• Record set:
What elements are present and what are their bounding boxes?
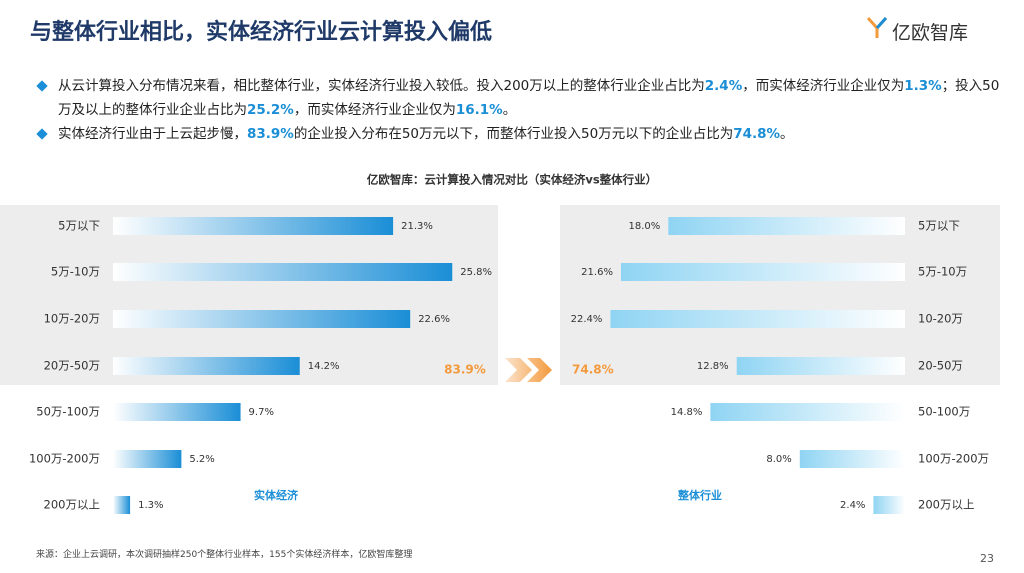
category-label: 200万以上	[44, 498, 100, 512]
bar	[113, 263, 453, 281]
highlight: 1.3%	[904, 78, 942, 94]
category-label: 50-100万	[918, 405, 970, 419]
category-label: 10万-20万	[44, 312, 100, 326]
bar	[113, 403, 241, 421]
value-label: 9.7%	[249, 407, 274, 418]
highlight: 25.2%	[247, 102, 294, 118]
category-label: 20万-50万	[44, 359, 100, 373]
bar	[620, 263, 905, 281]
bar	[113, 310, 411, 328]
bullet-text: 。	[502, 102, 517, 118]
highlight: 74.8%	[733, 126, 781, 142]
bar	[668, 217, 905, 235]
bullet: 实体经济行业由于上云起步慢，83.9%的企业投入分布在50万元以下，而整体行业投…	[58, 122, 1003, 146]
arrow	[505, 358, 552, 382]
bar	[710, 403, 905, 421]
series-name: 实体经济	[254, 488, 299, 502]
bar	[799, 450, 905, 468]
bar	[113, 450, 182, 468]
value-label: 14.2%	[308, 361, 340, 372]
category-label: 20-50万	[918, 359, 963, 373]
source: 来源：企业上云调研，本次调研抽样250个整体行业样本，155个实体经济样本，亿欧…	[36, 550, 413, 560]
bullet-text: ，而实体经济行业企业仅为	[293, 102, 456, 118]
bullet-text: 实体经济行业由于上云起步慢，	[58, 126, 247, 142]
figure-title: 亿欧智库：云计算投入情况对比（实体经济vs整体行业）	[367, 173, 657, 187]
bar	[113, 496, 131, 514]
category-label: 5万以下	[918, 219, 960, 233]
logo: 亿欧智库	[892, 22, 969, 44]
value-label: 12.8%	[697, 361, 729, 372]
bullet-text: 的企业投入分布在50万元以下，而整体行业投入50万元以下的企业占比为	[293, 126, 734, 142]
bar	[610, 310, 905, 328]
highlight: 83.9%	[247, 126, 294, 142]
page-number: 23	[980, 552, 994, 565]
value-label: 18.0%	[629, 221, 661, 232]
value-label: 22.6%	[418, 314, 450, 325]
total-label: 83.9%	[444, 363, 486, 377]
value-label: 21.6%	[581, 267, 613, 278]
bullets: 从云计算投入分布情况来看，相比整体行业，实体经济行业投入较低。投入200万以上的…	[58, 74, 1003, 146]
bar	[113, 357, 300, 375]
value-label: 8.0%	[766, 454, 791, 465]
category-label: 100万-200万	[29, 452, 100, 466]
title: 与整体行业相比，实体经济行业云计算投入偏低	[30, 20, 493, 45]
category-label: 5万-10万	[918, 265, 967, 279]
bullet-text: 。	[780, 126, 794, 142]
bar	[113, 217, 394, 235]
bullet: 从云计算投入分布情况来看，相比整体行业，实体经济行业投入较低。投入200万以上的…	[58, 74, 1003, 122]
bar	[873, 496, 905, 514]
value-label: 1.3%	[138, 500, 163, 511]
series-name: 整体行业	[677, 488, 722, 502]
category-label: 50万-100万	[36, 405, 100, 419]
category-label: 200万以上	[918, 498, 974, 512]
value-label: 22.4%	[571, 314, 603, 325]
value-label: 5.2%	[189, 454, 214, 465]
category-label: 100万-200万	[918, 452, 989, 466]
category-label: 10-20万	[918, 312, 963, 326]
bullet-text: 从云计算投入分布情况来看，相比整体行业，实体经济行业投入较低。投入200万以上的…	[58, 78, 705, 94]
value-label: 25.8%	[460, 267, 492, 278]
bar	[736, 357, 905, 375]
value-label: 2.4%	[840, 500, 865, 511]
highlight: 2.4%	[704, 78, 743, 94]
bullet-text: ；投入50万及以上的整体行业企业占比为	[58, 78, 1000, 118]
value-label: 14.8%	[671, 407, 703, 418]
highlight: 16.1%	[455, 102, 503, 118]
category-label: 5万以下	[58, 219, 100, 233]
logo-icon	[866, 16, 888, 38]
value-label: 21.3%	[401, 221, 433, 232]
category-label: 5万-10万	[51, 265, 100, 279]
total-label: 74.8%	[572, 363, 614, 377]
bullet-text: ，而实体经济行业企业仅为	[742, 78, 905, 94]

• Instruction: How many lines in the material above contain the string "亿欧智库"? Reply with the number alone.

• Result below: 2